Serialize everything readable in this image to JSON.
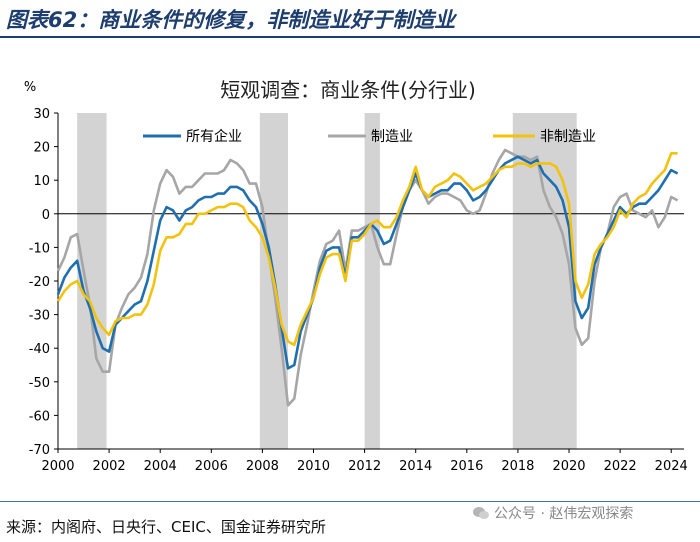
{
  "header": {
    "title": "图表62：商业条件的修复，非制造业好于制造业"
  },
  "footer": {
    "source": "来源：内阁府、日央行、CEIC、国金证券研究所",
    "watermark": "公众号 · 赵伟宏观探索"
  },
  "colors": {
    "all": "#1f6fb0",
    "mfg": "#a6a6a6",
    "nonmfg": "#f2c20f",
    "recession": "#d3d3d3"
  },
  "chart_data": {
    "type": "line",
    "title": "短观调查：商业条件(分行业)",
    "ylabel": "%",
    "xlim": [
      2000,
      2024.5
    ],
    "ylim": [
      -70,
      30
    ],
    "yticks": [
      30,
      20,
      10,
      0,
      -10,
      -20,
      -30,
      -40,
      -50,
      -60,
      -70
    ],
    "xticks": [
      2000,
      2002,
      2004,
      2006,
      2008,
      2010,
      2012,
      2014,
      2016,
      2018,
      2020,
      2022,
      2024
    ],
    "recessions": [
      [
        2000.75,
        2001.9
      ],
      [
        2007.9,
        2009.0
      ],
      [
        2012.0,
        2012.6
      ],
      [
        2017.8,
        2020.3
      ]
    ],
    "legend": [
      "所有企业",
      "制造业",
      "非制造业"
    ],
    "series": [
      {
        "name": "所有企业",
        "points": [
          [
            2000.0,
            -24
          ],
          [
            2000.25,
            -19
          ],
          [
            2000.5,
            -16
          ],
          [
            2000.75,
            -14
          ],
          [
            2001.0,
            -23
          ],
          [
            2001.25,
            -28
          ],
          [
            2001.5,
            -35
          ],
          [
            2001.75,
            -40
          ],
          [
            2002.0,
            -41
          ],
          [
            2002.25,
            -33
          ],
          [
            2002.5,
            -31
          ],
          [
            2002.75,
            -29
          ],
          [
            2003.0,
            -27
          ],
          [
            2003.25,
            -26
          ],
          [
            2003.5,
            -20
          ],
          [
            2003.75,
            -11
          ],
          [
            2004.0,
            -2
          ],
          [
            2004.25,
            2
          ],
          [
            2004.5,
            1
          ],
          [
            2004.75,
            -2
          ],
          [
            2005.0,
            1
          ],
          [
            2005.25,
            2
          ],
          [
            2005.5,
            4
          ],
          [
            2005.75,
            5
          ],
          [
            2006.0,
            5
          ],
          [
            2006.25,
            6
          ],
          [
            2006.5,
            6
          ],
          [
            2006.75,
            8
          ],
          [
            2007.0,
            8
          ],
          [
            2007.25,
            7
          ],
          [
            2007.5,
            4
          ],
          [
            2007.75,
            2
          ],
          [
            2008.0,
            -3
          ],
          [
            2008.25,
            -10
          ],
          [
            2008.5,
            -21
          ],
          [
            2008.75,
            -34
          ],
          [
            2009.0,
            -46
          ],
          [
            2009.25,
            -45
          ],
          [
            2009.5,
            -35
          ],
          [
            2009.75,
            -30
          ],
          [
            2010.0,
            -25
          ],
          [
            2010.25,
            -16
          ],
          [
            2010.5,
            -11
          ],
          [
            2010.75,
            -10
          ],
          [
            2011.0,
            -10
          ],
          [
            2011.25,
            -19
          ],
          [
            2011.5,
            -7
          ],
          [
            2011.75,
            -7
          ],
          [
            2012.0,
            -5
          ],
          [
            2012.25,
            -3
          ],
          [
            2012.5,
            -5
          ],
          [
            2012.75,
            -9
          ],
          [
            2013.0,
            -8
          ],
          [
            2013.25,
            -3
          ],
          [
            2013.5,
            2
          ],
          [
            2013.75,
            7
          ],
          [
            2014.0,
            12
          ],
          [
            2014.25,
            7
          ],
          [
            2014.5,
            5
          ],
          [
            2014.75,
            6
          ],
          [
            2015.0,
            7
          ],
          [
            2015.25,
            7
          ],
          [
            2015.5,
            9
          ],
          [
            2015.75,
            9
          ],
          [
            2016.0,
            7
          ],
          [
            2016.25,
            4
          ],
          [
            2016.5,
            5
          ],
          [
            2016.75,
            7
          ],
          [
            2017.0,
            10
          ],
          [
            2017.25,
            13
          ],
          [
            2017.5,
            15
          ],
          [
            2017.75,
            16
          ],
          [
            2018.0,
            17
          ],
          [
            2018.25,
            16
          ],
          [
            2018.5,
            15
          ],
          [
            2018.75,
            16
          ],
          [
            2019.0,
            12
          ],
          [
            2019.25,
            10
          ],
          [
            2019.5,
            8
          ],
          [
            2019.75,
            4
          ],
          [
            2020.0,
            -4
          ],
          [
            2020.25,
            -26
          ],
          [
            2020.5,
            -31
          ],
          [
            2020.75,
            -28
          ],
          [
            2021.0,
            -15
          ],
          [
            2021.25,
            -10
          ],
          [
            2021.5,
            -6
          ],
          [
            2021.75,
            -2
          ],
          [
            2022.0,
            2
          ],
          [
            2022.25,
            0
          ],
          [
            2022.5,
            2
          ],
          [
            2022.75,
            3
          ],
          [
            2023.0,
            3
          ],
          [
            2023.25,
            5
          ],
          [
            2023.5,
            7
          ],
          [
            2023.75,
            10
          ],
          [
            2024.0,
            13
          ],
          [
            2024.25,
            12
          ]
        ]
      },
      {
        "name": "制造业",
        "points": [
          [
            2000.0,
            -17
          ],
          [
            2000.25,
            -13
          ],
          [
            2000.5,
            -7
          ],
          [
            2000.75,
            -6
          ],
          [
            2001.0,
            -17
          ],
          [
            2001.25,
            -27
          ],
          [
            2001.5,
            -43
          ],
          [
            2001.75,
            -47
          ],
          [
            2002.0,
            -47
          ],
          [
            2002.25,
            -33
          ],
          [
            2002.5,
            -28
          ],
          [
            2002.75,
            -24
          ],
          [
            2003.0,
            -22
          ],
          [
            2003.25,
            -19
          ],
          [
            2003.5,
            -12
          ],
          [
            2003.75,
            1
          ],
          [
            2004.0,
            9
          ],
          [
            2004.25,
            13
          ],
          [
            2004.5,
            11
          ],
          [
            2004.75,
            6
          ],
          [
            2005.0,
            8
          ],
          [
            2005.25,
            8
          ],
          [
            2005.5,
            10
          ],
          [
            2005.75,
            12
          ],
          [
            2006.0,
            12
          ],
          [
            2006.25,
            12
          ],
          [
            2006.5,
            13
          ],
          [
            2006.75,
            16
          ],
          [
            2007.0,
            15
          ],
          [
            2007.25,
            13
          ],
          [
            2007.5,
            9
          ],
          [
            2007.75,
            9
          ],
          [
            2008.0,
            2
          ],
          [
            2008.25,
            -12
          ],
          [
            2008.5,
            -25
          ],
          [
            2008.75,
            -40
          ],
          [
            2009.0,
            -57
          ],
          [
            2009.25,
            -55
          ],
          [
            2009.5,
            -42
          ],
          [
            2009.75,
            -33
          ],
          [
            2010.0,
            -23
          ],
          [
            2010.25,
            -14
          ],
          [
            2010.5,
            -9
          ],
          [
            2010.75,
            -8
          ],
          [
            2011.0,
            -5
          ],
          [
            2011.25,
            -17
          ],
          [
            2011.5,
            -5
          ],
          [
            2011.75,
            -5
          ],
          [
            2012.0,
            -4
          ],
          [
            2012.25,
            -3
          ],
          [
            2012.5,
            -10
          ],
          [
            2012.75,
            -15
          ],
          [
            2013.0,
            -15
          ],
          [
            2013.25,
            -6
          ],
          [
            2013.5,
            2
          ],
          [
            2013.75,
            7
          ],
          [
            2014.0,
            10
          ],
          [
            2014.25,
            7
          ],
          [
            2014.5,
            3
          ],
          [
            2014.75,
            5
          ],
          [
            2015.0,
            6
          ],
          [
            2015.25,
            6
          ],
          [
            2015.5,
            5
          ],
          [
            2015.75,
            4
          ],
          [
            2016.0,
            1
          ],
          [
            2016.25,
            0
          ],
          [
            2016.5,
            1
          ],
          [
            2016.75,
            6
          ],
          [
            2017.0,
            12
          ],
          [
            2017.25,
            16
          ],
          [
            2017.5,
            19
          ],
          [
            2017.75,
            18
          ],
          [
            2018.0,
            17
          ],
          [
            2018.25,
            17
          ],
          [
            2018.5,
            16
          ],
          [
            2018.75,
            17
          ],
          [
            2019.0,
            7
          ],
          [
            2019.25,
            2
          ],
          [
            2019.5,
            -1
          ],
          [
            2019.75,
            -6
          ],
          [
            2020.0,
            -15
          ],
          [
            2020.25,
            -34
          ],
          [
            2020.5,
            -39
          ],
          [
            2020.75,
            -37
          ],
          [
            2021.0,
            -20
          ],
          [
            2021.25,
            -10
          ],
          [
            2021.5,
            -6
          ],
          [
            2021.75,
            2
          ],
          [
            2022.0,
            5
          ],
          [
            2022.25,
            6
          ],
          [
            2022.5,
            1
          ],
          [
            2022.75,
            0
          ],
          [
            2023.0,
            -1
          ],
          [
            2023.25,
            1
          ],
          [
            2023.5,
            -4
          ],
          [
            2023.75,
            -1
          ],
          [
            2024.0,
            5
          ],
          [
            2024.25,
            4
          ]
        ]
      },
      {
        "name": "非制造业",
        "points": [
          [
            2000.0,
            -26
          ],
          [
            2000.25,
            -23
          ],
          [
            2000.5,
            -21
          ],
          [
            2000.75,
            -20
          ],
          [
            2001.0,
            -24
          ],
          [
            2001.25,
            -26
          ],
          [
            2001.5,
            -31
          ],
          [
            2001.75,
            -34
          ],
          [
            2002.0,
            -36
          ],
          [
            2002.25,
            -32
          ],
          [
            2002.5,
            -31
          ],
          [
            2002.75,
            -31
          ],
          [
            2003.0,
            -30
          ],
          [
            2003.25,
            -30
          ],
          [
            2003.5,
            -27
          ],
          [
            2003.75,
            -21
          ],
          [
            2004.0,
            -11
          ],
          [
            2004.25,
            -7
          ],
          [
            2004.5,
            -7
          ],
          [
            2004.75,
            -6
          ],
          [
            2005.0,
            -3
          ],
          [
            2005.25,
            -3
          ],
          [
            2005.5,
            0
          ],
          [
            2005.75,
            0
          ],
          [
            2006.0,
            1
          ],
          [
            2006.25,
            2
          ],
          [
            2006.5,
            2
          ],
          [
            2006.75,
            3
          ],
          [
            2007.0,
            3
          ],
          [
            2007.25,
            2
          ],
          [
            2007.5,
            -2
          ],
          [
            2007.75,
            -4
          ],
          [
            2008.0,
            -7
          ],
          [
            2008.25,
            -13
          ],
          [
            2008.5,
            -22
          ],
          [
            2008.75,
            -33
          ],
          [
            2009.0,
            -38
          ],
          [
            2009.25,
            -39
          ],
          [
            2009.5,
            -33
          ],
          [
            2009.75,
            -29
          ],
          [
            2010.0,
            -25
          ],
          [
            2010.25,
            -18
          ],
          [
            2010.5,
            -13
          ],
          [
            2010.75,
            -12
          ],
          [
            2011.0,
            -12
          ],
          [
            2011.25,
            -20
          ],
          [
            2011.5,
            -8
          ],
          [
            2011.75,
            -8
          ],
          [
            2012.0,
            -6
          ],
          [
            2012.25,
            -3
          ],
          [
            2012.5,
            -2
          ],
          [
            2012.75,
            -4
          ],
          [
            2013.0,
            -4
          ],
          [
            2013.25,
            -1
          ],
          [
            2013.5,
            4
          ],
          [
            2013.75,
            8
          ],
          [
            2014.0,
            14
          ],
          [
            2014.25,
            7
          ],
          [
            2014.5,
            5
          ],
          [
            2014.75,
            8
          ],
          [
            2015.0,
            9
          ],
          [
            2015.25,
            10
          ],
          [
            2015.5,
            12
          ],
          [
            2015.75,
            11
          ],
          [
            2016.0,
            9
          ],
          [
            2016.25,
            7
          ],
          [
            2016.5,
            8
          ],
          [
            2016.75,
            9
          ],
          [
            2017.0,
            11
          ],
          [
            2017.25,
            13
          ],
          [
            2017.5,
            14
          ],
          [
            2017.75,
            14
          ],
          [
            2018.0,
            15
          ],
          [
            2018.25,
            15
          ],
          [
            2018.5,
            14
          ],
          [
            2018.75,
            15
          ],
          [
            2019.0,
            15
          ],
          [
            2019.25,
            15
          ],
          [
            2019.5,
            14
          ],
          [
            2019.75,
            10
          ],
          [
            2020.0,
            3
          ],
          [
            2020.25,
            -20
          ],
          [
            2020.5,
            -25
          ],
          [
            2020.75,
            -21
          ],
          [
            2021.0,
            -12
          ],
          [
            2021.25,
            -9
          ],
          [
            2021.5,
            -7
          ],
          [
            2021.75,
            -4
          ],
          [
            2022.0,
            1
          ],
          [
            2022.25,
            -1
          ],
          [
            2022.5,
            3
          ],
          [
            2022.75,
            5
          ],
          [
            2023.0,
            6
          ],
          [
            2023.25,
            9
          ],
          [
            2023.5,
            11
          ],
          [
            2023.75,
            13
          ],
          [
            2024.0,
            18
          ],
          [
            2024.25,
            18
          ]
        ]
      }
    ]
  }
}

----------------------------------------

_Task_:
Examine the data above and state how many of its lines contain the word "title", with no further remarks.

_Result of this task_:
2